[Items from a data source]
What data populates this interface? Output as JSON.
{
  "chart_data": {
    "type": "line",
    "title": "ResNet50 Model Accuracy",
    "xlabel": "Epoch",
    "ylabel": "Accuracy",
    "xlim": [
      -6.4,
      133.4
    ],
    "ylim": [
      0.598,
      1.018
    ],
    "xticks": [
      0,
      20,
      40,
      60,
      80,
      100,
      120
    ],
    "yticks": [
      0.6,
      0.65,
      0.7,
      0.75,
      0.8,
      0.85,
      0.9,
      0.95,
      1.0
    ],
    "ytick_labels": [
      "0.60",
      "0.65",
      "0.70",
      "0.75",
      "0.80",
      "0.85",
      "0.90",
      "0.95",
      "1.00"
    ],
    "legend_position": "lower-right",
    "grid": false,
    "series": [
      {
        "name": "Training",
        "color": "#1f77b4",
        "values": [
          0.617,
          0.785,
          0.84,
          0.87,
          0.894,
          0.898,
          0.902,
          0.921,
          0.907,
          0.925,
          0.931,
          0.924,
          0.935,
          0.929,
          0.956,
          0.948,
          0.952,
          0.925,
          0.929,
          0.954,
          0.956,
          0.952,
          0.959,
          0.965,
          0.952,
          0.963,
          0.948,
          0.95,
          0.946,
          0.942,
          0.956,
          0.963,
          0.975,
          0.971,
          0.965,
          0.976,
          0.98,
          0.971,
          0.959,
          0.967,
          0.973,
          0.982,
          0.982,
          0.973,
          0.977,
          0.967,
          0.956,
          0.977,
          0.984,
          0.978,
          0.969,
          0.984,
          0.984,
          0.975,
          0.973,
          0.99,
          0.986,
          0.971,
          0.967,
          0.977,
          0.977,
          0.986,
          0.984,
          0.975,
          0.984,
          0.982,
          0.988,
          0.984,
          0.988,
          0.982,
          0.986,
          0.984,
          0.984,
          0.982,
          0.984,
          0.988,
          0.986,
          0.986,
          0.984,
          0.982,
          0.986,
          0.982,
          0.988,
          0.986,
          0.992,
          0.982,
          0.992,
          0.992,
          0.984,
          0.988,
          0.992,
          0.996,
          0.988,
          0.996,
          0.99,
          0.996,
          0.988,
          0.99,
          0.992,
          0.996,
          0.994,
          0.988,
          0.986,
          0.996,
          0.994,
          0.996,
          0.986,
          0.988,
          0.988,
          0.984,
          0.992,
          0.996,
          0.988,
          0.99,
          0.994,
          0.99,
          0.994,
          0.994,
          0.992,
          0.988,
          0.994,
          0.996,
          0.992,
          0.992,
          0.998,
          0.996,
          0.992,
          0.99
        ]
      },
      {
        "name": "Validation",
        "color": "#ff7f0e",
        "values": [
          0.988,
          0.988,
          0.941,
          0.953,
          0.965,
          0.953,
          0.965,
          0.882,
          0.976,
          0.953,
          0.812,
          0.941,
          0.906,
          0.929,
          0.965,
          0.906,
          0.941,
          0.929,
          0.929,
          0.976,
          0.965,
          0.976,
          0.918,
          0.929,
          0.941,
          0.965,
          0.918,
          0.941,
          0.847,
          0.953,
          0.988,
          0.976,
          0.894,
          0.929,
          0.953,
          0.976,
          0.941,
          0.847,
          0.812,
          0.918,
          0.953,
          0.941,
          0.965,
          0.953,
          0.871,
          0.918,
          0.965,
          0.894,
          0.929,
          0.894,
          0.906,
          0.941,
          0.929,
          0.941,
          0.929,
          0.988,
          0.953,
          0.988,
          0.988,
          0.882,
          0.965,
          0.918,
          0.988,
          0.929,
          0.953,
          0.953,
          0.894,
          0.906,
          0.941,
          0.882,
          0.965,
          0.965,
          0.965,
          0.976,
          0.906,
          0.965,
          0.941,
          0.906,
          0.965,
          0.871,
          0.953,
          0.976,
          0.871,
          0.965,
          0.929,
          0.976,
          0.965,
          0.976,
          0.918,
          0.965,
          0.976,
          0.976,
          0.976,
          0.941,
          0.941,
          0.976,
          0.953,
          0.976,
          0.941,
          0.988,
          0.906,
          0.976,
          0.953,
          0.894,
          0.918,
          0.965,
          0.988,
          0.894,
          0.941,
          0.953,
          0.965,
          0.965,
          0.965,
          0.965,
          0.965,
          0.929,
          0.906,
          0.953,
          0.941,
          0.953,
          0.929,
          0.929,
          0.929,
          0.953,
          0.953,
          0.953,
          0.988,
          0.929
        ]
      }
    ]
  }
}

§ **What to produce**
Print every entry exactly as it appears.

§ **Full solution**
What data populates this interface? Output as JSON.
{
  "chart_data": {
    "type": "line",
    "title": "ResNet50 Model Accuracy",
    "xlabel": "Epoch",
    "ylabel": "Accuracy",
    "xlim": [
      -6.4,
      133.4
    ],
    "ylim": [
      0.598,
      1.018
    ],
    "xticks": [
      0,
      20,
      40,
      60,
      80,
      100,
      120
    ],
    "yticks": [
      0.6,
      0.65,
      0.7,
      0.75,
      0.8,
      0.85,
      0.9,
      0.95,
      1.0
    ],
    "ytick_labels": [
      "0.60",
      "0.65",
      "0.70",
      "0.75",
      "0.80",
      "0.85",
      "0.90",
      "0.95",
      "1.00"
    ],
    "legend_position": "lower-right",
    "grid": false,
    "series": [
      {
        "name": "Training",
        "color": "#1f77b4",
        "values": [
          0.617,
          0.785,
          0.84,
          0.87,
          0.894,
          0.898,
          0.902,
          0.921,
          0.907,
          0.925,
          0.931,
          0.924,
          0.935,
          0.929,
          0.956,
          0.948,
          0.952,
          0.925,
          0.929,
          0.954,
          0.956,
          0.952,
          0.959,
          0.965,
          0.952,
          0.963,
          0.948,
          0.95,
          0.946,
          0.942,
          0.956,
          0.963,
          0.975,
          0.971,
          0.965,
          0.976,
          0.98,
          0.971,
          0.959,
          0.967,
          0.973,
          0.982,
          0.982,
          0.973,
          0.977,
          0.967,
          0.956,
          0.977,
          0.984,
          0.978,
          0.969,
          0.984,
          0.984,
          0.975,
          0.973,
          0.99,
          0.986,
          0.971,
          0.967,
          0.977,
          0.977,
          0.986,
          0.984,
          0.975,
          0.984,
          0.982,
          0.988,
          0.984,
          0.988,
          0.982,
          0.986,
          0.984,
          0.984,
          0.982,
          0.984,
          0.988,
          0.986,
          0.986,
          0.984,
          0.982,
          0.986,
          0.982,
          0.988,
          0.986,
          0.992,
          0.982,
          0.992,
          0.992,
          0.984,
          0.988,
          0.992,
          0.996,
          0.988,
          0.996,
          0.99,
          0.996,
          0.988,
          0.99,
          0.992,
          0.996,
          0.994,
          0.988,
          0.986,
          0.996,
          0.994,
          0.996,
          0.986,
          0.988,
          0.988,
          0.984,
          0.992,
          0.996,
          0.988,
          0.99,
          0.994,
          0.99,
          0.994,
          0.994,
          0.992,
          0.988,
          0.994,
          0.996,
          0.992,
          0.992,
          0.998,
          0.996,
          0.992,
          0.99
        ]
      },
      {
        "name": "Validation",
        "color": "#ff7f0e",
        "values": [
          0.988,
          0.988,
          0.941,
          0.953,
          0.965,
          0.953,
          0.965,
          0.882,
          0.976,
          0.953,
          0.812,
          0.941,
          0.906,
          0.929,
          0.965,
          0.906,
          0.941,
          0.929,
          0.929,
          0.976,
          0.965,
          0.976,
          0.918,
          0.929,
          0.941,
          0.965,
          0.918,
          0.941,
          0.847,
          0.953,
          0.988,
          0.976,
          0.894,
          0.929,
          0.953,
          0.976,
          0.941,
          0.847,
          0.812,
          0.918,
          0.953,
          0.941,
          0.965,
          0.953,
          0.871,
          0.918,
          0.965,
          0.894,
          0.929,
          0.894,
          0.906,
          0.941,
          0.929,
          0.941,
          0.929,
          0.988,
          0.953,
          0.988,
          0.988,
          0.882,
          0.965,
          0.918,
          0.988,
          0.929,
          0.953,
          0.953,
          0.894,
          0.906,
          0.941,
          0.882,
          0.965,
          0.965,
          0.965,
          0.976,
          0.906,
          0.965,
          0.941,
          0.906,
          0.965,
          0.871,
          0.953,
          0.976,
          0.871,
          0.965,
          0.929,
          0.976,
          0.965,
          0.976,
          0.918,
          0.965,
          0.976,
          0.976,
          0.976,
          0.941,
          0.941,
          0.976,
          0.953,
          0.976,
          0.941,
          0.988,
          0.906,
          0.976,
          0.953,
          0.894,
          0.918,
          0.965,
          0.988,
          0.894,
          0.941,
          0.953,
          0.965,
          0.965,
          0.965,
          0.965,
          0.965,
          0.929,
          0.906,
          0.953,
          0.941,
          0.953,
          0.929,
          0.929,
          0.929,
          0.953,
          0.953,
          0.953,
          0.988,
          0.929
        ]
      }
    ]
  }
}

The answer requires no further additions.